> **EXERCISE BRIEF**
Reproduce every one of the rows below without changing a character, and leave the pictures out of your copy.

> **DATA FOR THE TASK**

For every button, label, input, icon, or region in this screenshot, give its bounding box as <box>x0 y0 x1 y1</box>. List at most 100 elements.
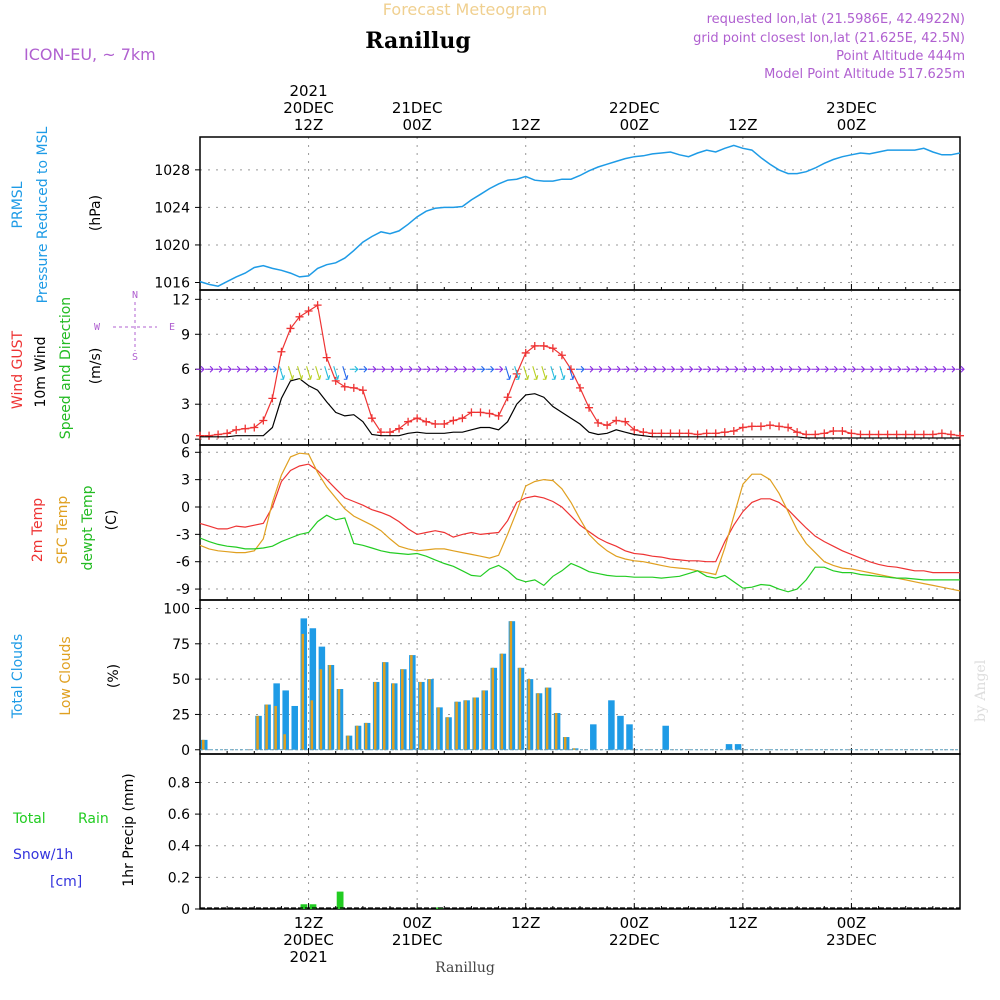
clouds-ytick-label: 75 <box>172 637 190 653</box>
gust-marker <box>612 416 621 425</box>
wind-direction-arrow <box>358 365 368 373</box>
gust-marker <box>232 425 241 434</box>
wind-direction-arrow <box>747 365 757 373</box>
precip-border <box>199 753 961 910</box>
temp-ytick-label: -9 <box>176 582 190 598</box>
clouds-ytick-label: 100 <box>163 601 190 617</box>
pressure-line <box>199 144 961 287</box>
wind-direction-arrow <box>296 366 304 380</box>
requested-coords: requested lon,lat (21.5986E, 42.4922N) <box>707 12 965 27</box>
wind-direction-arrow <box>657 365 667 373</box>
wind-direction-arrow <box>324 366 331 380</box>
gust-marker <box>639 428 648 437</box>
wind-direction-arrow <box>684 365 694 373</box>
gust-marker <box>259 416 268 425</box>
low-cloud-bar <box>392 683 395 750</box>
gust-marker <box>268 394 277 403</box>
gust-marker <box>304 306 313 315</box>
gust-marker <box>829 427 838 436</box>
point-altitude: Point Altitude 444m <box>836 49 965 64</box>
wind-direction-arrow <box>376 365 386 373</box>
gust-marker <box>684 429 693 438</box>
wind-direction-arrow <box>856 365 866 373</box>
pressure-label-unit: (hPa) <box>88 195 104 231</box>
low-cloud-bar <box>491 667 495 750</box>
precip-label-rain: Rain <box>78 811 109 827</box>
wind-direction-arrow <box>386 365 395 373</box>
bottom-time-label: 00Z <box>837 914 866 932</box>
clouds-label-unit: (%) <box>106 664 122 688</box>
low-cloud-bar <box>563 737 567 750</box>
compass-s: S <box>132 352 138 363</box>
gust-marker <box>557 351 566 360</box>
bottom-time-label: 2021 <box>289 948 327 966</box>
bottom-time-label: 12Z <box>511 914 540 932</box>
low-cloud-bar <box>283 734 286 750</box>
sfc-temp-line <box>199 452 961 592</box>
gust-marker <box>250 423 259 432</box>
precip-ytick-label: 0.4 <box>168 839 190 855</box>
gust-marker <box>892 430 901 439</box>
total-cloud-bar <box>590 724 597 750</box>
wind-direction-arrow <box>532 366 539 380</box>
bottom-time-label: 00Z <box>620 914 649 932</box>
gust-marker <box>594 418 603 427</box>
rain-bar <box>309 904 317 909</box>
wind-direction-arrow <box>431 365 441 373</box>
low-cloud-bar <box>554 713 558 750</box>
top-time-label: 21DEC <box>392 99 443 117</box>
wind-direction-arrow <box>630 365 640 373</box>
low-cloud-bar <box>518 667 522 750</box>
wind-direction-arrow <box>306 366 313 380</box>
gust-marker <box>431 420 440 429</box>
temp-panel: -9 -6 -3 0 3 6 <box>176 444 961 601</box>
bottom-time-label: 20DEC <box>283 931 334 949</box>
wind-direction-arrow <box>784 365 793 373</box>
top-time-label: 00Z <box>620 116 649 134</box>
wind-direction-arrow <box>820 365 830 373</box>
gust-marker <box>422 417 431 426</box>
clouds-label-total: Total Clouds <box>10 634 26 719</box>
low-cloud-bar <box>265 704 268 750</box>
precip-label-snow: Snow/1h <box>13 847 73 863</box>
top-time-label: 00Z <box>837 116 866 134</box>
gust-marker <box>738 423 747 432</box>
total-cloud-bar <box>662 725 669 750</box>
pressure-label-desc: Pressure Reduced to MSL <box>35 126 51 303</box>
gust-marker <box>494 411 503 420</box>
wind-direction-arrow <box>811 365 821 373</box>
wind-line <box>200 377 960 439</box>
low-cloud-bar <box>536 693 540 750</box>
wind-direction-arrow <box>738 365 748 373</box>
wind-direction-arrow <box>440 365 450 373</box>
wind-direction-arrow <box>892 365 902 373</box>
wind-direction-arrow <box>865 365 875 373</box>
precip-label-total: Total <box>12 811 46 827</box>
gust-marker <box>331 376 340 385</box>
credit: by Angel <box>973 659 989 722</box>
gust-marker <box>820 429 829 438</box>
gust-marker <box>648 429 657 438</box>
gust-marker <box>205 431 214 440</box>
wind-direction-arrow <box>946 365 956 373</box>
pressure-label-prmsl: PRMSL <box>10 181 26 228</box>
clouds-ytick-label: 25 <box>172 707 190 723</box>
rain-bar <box>300 904 308 909</box>
wind-direction-arrow <box>802 365 811 373</box>
wind-direction-arrow <box>648 365 658 373</box>
wind-direction-arrow <box>367 365 377 373</box>
gust-marker <box>223 429 232 438</box>
total-cloud-bar <box>291 705 298 750</box>
gust-marker <box>910 430 919 439</box>
low-cloud-bar <box>202 739 205 750</box>
top-time-label: 12Z <box>728 116 757 134</box>
low-cloud-bar <box>455 701 458 750</box>
total-cloud-bar <box>608 700 615 750</box>
wind-direction-arrow <box>241 365 251 373</box>
wind-direction-arrow <box>729 365 739 373</box>
wind-direction-arrow <box>956 365 965 373</box>
wind-label-unit: (m/s) <box>88 348 104 385</box>
gust-marker <box>856 430 865 439</box>
gust-marker <box>919 430 928 439</box>
gust-marker <box>196 431 204 440</box>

> **EXERCISE SOLUTION**
For every button, label, input, icon, or region in this screenshot, give its bounding box as <box>x0 y0 x1 y1</box>. List at most 100 elements.
clouds-ytick-label: 75 <box>172 637 190 653</box>
gust-marker <box>612 416 621 425</box>
wind-direction-arrow <box>358 365 368 373</box>
gust-marker <box>232 425 241 434</box>
wind-direction-arrow <box>747 365 757 373</box>
precip-border <box>199 753 961 910</box>
temp-ytick-label: -9 <box>176 582 190 598</box>
clouds-ytick-label: 100 <box>163 601 190 617</box>
pressure-line <box>199 144 961 287</box>
wind-direction-arrow <box>296 366 304 380</box>
requested-coords: requested lon,lat (21.5986E, 42.4922N) <box>707 12 965 27</box>
wind-direction-arrow <box>657 365 667 373</box>
wind-direction-arrow <box>324 366 331 380</box>
gust-marker <box>639 428 648 437</box>
wind-direction-arrow <box>684 365 694 373</box>
gust-marker <box>259 416 268 425</box>
low-cloud-bar <box>392 683 395 750</box>
gust-marker <box>268 394 277 403</box>
gust-marker <box>304 306 313 315</box>
gust-marker <box>829 427 838 436</box>
point-altitude: Point Altitude 444m <box>836 49 965 64</box>
wind-direction-arrow <box>376 365 386 373</box>
gust-marker <box>684 429 693 438</box>
wind-direction-arrow <box>856 365 866 373</box>
pressure-label-unit: (hPa) <box>88 195 104 231</box>
low-cloud-bar <box>491 667 495 750</box>
precip-label-rain: Rain <box>78 811 109 827</box>
wind-direction-arrow <box>386 365 395 373</box>
bottom-time-label: 00Z <box>837 914 866 932</box>
clouds-label-unit: (%) <box>106 664 122 688</box>
low-cloud-bar <box>563 737 567 750</box>
compass-s: S <box>132 352 138 363</box>
gust-marker <box>557 351 566 360</box>
bottom-time-label: 2021 <box>289 948 327 966</box>
bottom-time-label: 12Z <box>511 914 540 932</box>
low-cloud-bar <box>283 734 286 750</box>
sfc-temp-line <box>199 452 961 592</box>
gust-marker <box>250 423 259 432</box>
precip-ytick-label: 0.4 <box>168 839 190 855</box>
gust-marker <box>892 430 901 439</box>
total-cloud-bar <box>590 724 597 750</box>
wind-direction-arrow <box>532 366 539 380</box>
bottom-time-label: 00Z <box>620 914 649 932</box>
gust-marker <box>594 418 603 427</box>
rain-bar <box>309 904 317 909</box>
wind-direction-arrow <box>431 365 441 373</box>
low-cloud-bar <box>554 713 558 750</box>
top-time-label: 21DEC <box>392 99 443 117</box>
wind-direction-arrow <box>630 365 640 373</box>
low-cloud-bar <box>518 667 522 750</box>
wind-direction-arrow <box>306 366 313 380</box>
gust-marker <box>431 420 440 429</box>
temp-panel: -9 -6 -3 0 3 6 <box>176 444 961 601</box>
bottom-time-label: 20DEC <box>283 931 334 949</box>
wind-direction-arrow <box>784 365 793 373</box>
top-time-label: 00Z <box>620 116 649 134</box>
wind-direction-arrow <box>820 365 830 373</box>
gust-marker <box>422 417 431 426</box>
clouds-label-total: Total Clouds <box>10 634 26 719</box>
low-cloud-bar <box>265 704 268 750</box>
precip-label-snow: Snow/1h <box>13 847 73 863</box>
top-time-label: 00Z <box>837 116 866 134</box>
gust-marker <box>738 423 747 432</box>
total-cloud-bar <box>662 725 669 750</box>
pressure-label-desc: Pressure Reduced to MSL <box>35 126 51 303</box>
gust-marker <box>494 411 503 420</box>
wind-direction-arrow <box>811 365 821 373</box>
wind-line <box>200 377 960 439</box>
low-cloud-bar <box>536 693 540 750</box>
wind-direction-arrow <box>738 365 748 373</box>
wind-direction-arrow <box>440 365 450 373</box>
wind-direction-arrow <box>892 365 902 373</box>
wind-direction-arrow <box>865 365 875 373</box>
precip-label-total: Total <box>12 811 46 827</box>
gust-marker <box>331 376 340 385</box>
credit: by Angel <box>973 659 989 722</box>
gust-marker <box>820 429 829 438</box>
gust-marker <box>648 429 657 438</box>
gust-marker <box>205 431 214 440</box>
wind-direction-arrow <box>946 365 956 373</box>
pressure-label-prmsl: PRMSL <box>10 181 26 228</box>
clouds-ytick-label: 25 <box>172 707 190 723</box>
rain-bar <box>300 904 308 909</box>
wind-direction-arrow <box>802 365 811 373</box>
wind-direction-arrow <box>648 365 658 373</box>
wind-direction-arrow <box>367 365 377 373</box>
gust-marker <box>223 429 232 438</box>
total-cloud-bar <box>291 705 298 750</box>
gust-marker <box>910 430 919 439</box>
low-cloud-bar <box>202 739 205 750</box>
top-time-label: 12Z <box>728 116 757 134</box>
low-cloud-bar <box>455 701 458 750</box>
total-cloud-bar <box>608 700 615 750</box>
wind-direction-arrow <box>241 365 251 373</box>
wind-direction-arrow <box>729 365 739 373</box>
wind-direction-arrow <box>956 365 965 373</box>
wind-label-unit: (m/s) <box>88 348 104 385</box>
gust-marker <box>856 430 865 439</box>
gust-marker <box>919 430 928 439</box>
gust-marker <box>196 431 204 440</box>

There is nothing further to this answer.